[Structured figure records]
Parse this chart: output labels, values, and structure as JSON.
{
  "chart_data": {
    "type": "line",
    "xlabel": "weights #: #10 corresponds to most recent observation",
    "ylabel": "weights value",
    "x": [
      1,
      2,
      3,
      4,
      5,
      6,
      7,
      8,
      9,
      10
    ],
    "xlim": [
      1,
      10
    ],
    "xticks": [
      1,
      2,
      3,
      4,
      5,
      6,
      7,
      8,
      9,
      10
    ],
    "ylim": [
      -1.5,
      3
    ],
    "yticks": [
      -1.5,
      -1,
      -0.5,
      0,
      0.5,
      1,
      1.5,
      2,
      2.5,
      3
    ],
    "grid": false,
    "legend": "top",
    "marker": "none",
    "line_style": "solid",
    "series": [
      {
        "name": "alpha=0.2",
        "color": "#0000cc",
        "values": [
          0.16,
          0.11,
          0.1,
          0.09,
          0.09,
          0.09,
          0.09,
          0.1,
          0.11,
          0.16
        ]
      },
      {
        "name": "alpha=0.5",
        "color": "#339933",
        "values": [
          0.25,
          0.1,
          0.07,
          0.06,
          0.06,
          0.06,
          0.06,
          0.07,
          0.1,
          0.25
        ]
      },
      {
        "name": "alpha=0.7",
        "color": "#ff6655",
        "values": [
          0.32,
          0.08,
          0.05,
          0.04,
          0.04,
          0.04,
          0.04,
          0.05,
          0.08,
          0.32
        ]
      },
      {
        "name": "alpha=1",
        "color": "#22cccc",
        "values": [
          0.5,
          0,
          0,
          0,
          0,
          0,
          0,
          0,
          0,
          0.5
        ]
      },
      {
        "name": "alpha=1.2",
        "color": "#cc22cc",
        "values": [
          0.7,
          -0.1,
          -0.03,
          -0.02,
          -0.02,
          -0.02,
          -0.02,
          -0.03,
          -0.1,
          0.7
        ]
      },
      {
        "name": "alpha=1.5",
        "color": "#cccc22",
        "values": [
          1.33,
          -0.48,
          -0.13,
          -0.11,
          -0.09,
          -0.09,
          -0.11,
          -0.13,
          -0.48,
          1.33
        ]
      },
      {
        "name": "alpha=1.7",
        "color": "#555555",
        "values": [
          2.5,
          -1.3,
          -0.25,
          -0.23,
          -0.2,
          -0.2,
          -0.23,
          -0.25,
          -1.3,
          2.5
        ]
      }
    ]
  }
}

TASK TO COMPLETE: Reproduce all the records precisely.

TASK SOLUTION:
Parse this chart: output labels, values, and structure as JSON.
{
  "chart_data": {
    "type": "line",
    "xlabel": "weights #: #10 corresponds to most recent observation",
    "ylabel": "weights value",
    "x": [
      1,
      2,
      3,
      4,
      5,
      6,
      7,
      8,
      9,
      10
    ],
    "xlim": [
      1,
      10
    ],
    "xticks": [
      1,
      2,
      3,
      4,
      5,
      6,
      7,
      8,
      9,
      10
    ],
    "ylim": [
      -1.5,
      3
    ],
    "yticks": [
      -1.5,
      -1,
      -0.5,
      0,
      0.5,
      1,
      1.5,
      2,
      2.5,
      3
    ],
    "grid": false,
    "legend": "top",
    "marker": "none",
    "line_style": "solid",
    "series": [
      {
        "name": "alpha=0.2",
        "color": "#0000cc",
        "values": [
          0.16,
          0.11,
          0.1,
          0.09,
          0.09,
          0.09,
          0.09,
          0.1,
          0.11,
          0.16
        ]
      },
      {
        "name": "alpha=0.5",
        "color": "#339933",
        "values": [
          0.25,
          0.1,
          0.07,
          0.06,
          0.06,
          0.06,
          0.06,
          0.07,
          0.1,
          0.25
        ]
      },
      {
        "name": "alpha=0.7",
        "color": "#ff6655",
        "values": [
          0.32,
          0.08,
          0.05,
          0.04,
          0.04,
          0.04,
          0.04,
          0.05,
          0.08,
          0.32
        ]
      },
      {
        "name": "alpha=1",
        "color": "#22cccc",
        "values": [
          0.5,
          0,
          0,
          0,
          0,
          0,
          0,
          0,
          0,
          0.5
        ]
      },
      {
        "name": "alpha=1.2",
        "color": "#cc22cc",
        "values": [
          0.7,
          -0.1,
          -0.03,
          -0.02,
          -0.02,
          -0.02,
          -0.02,
          -0.03,
          -0.1,
          0.7
        ]
      },
      {
        "name": "alpha=1.5",
        "color": "#cccc22",
        "values": [
          1.33,
          -0.48,
          -0.13,
          -0.11,
          -0.09,
          -0.09,
          -0.11,
          -0.13,
          -0.48,
          1.33
        ]
      },
      {
        "name": "alpha=1.7",
        "color": "#555555",
        "values": [
          2.5,
          -1.3,
          -0.25,
          -0.23,
          -0.2,
          -0.2,
          -0.23,
          -0.25,
          -1.3,
          2.5
        ]
      }
    ]
  }
}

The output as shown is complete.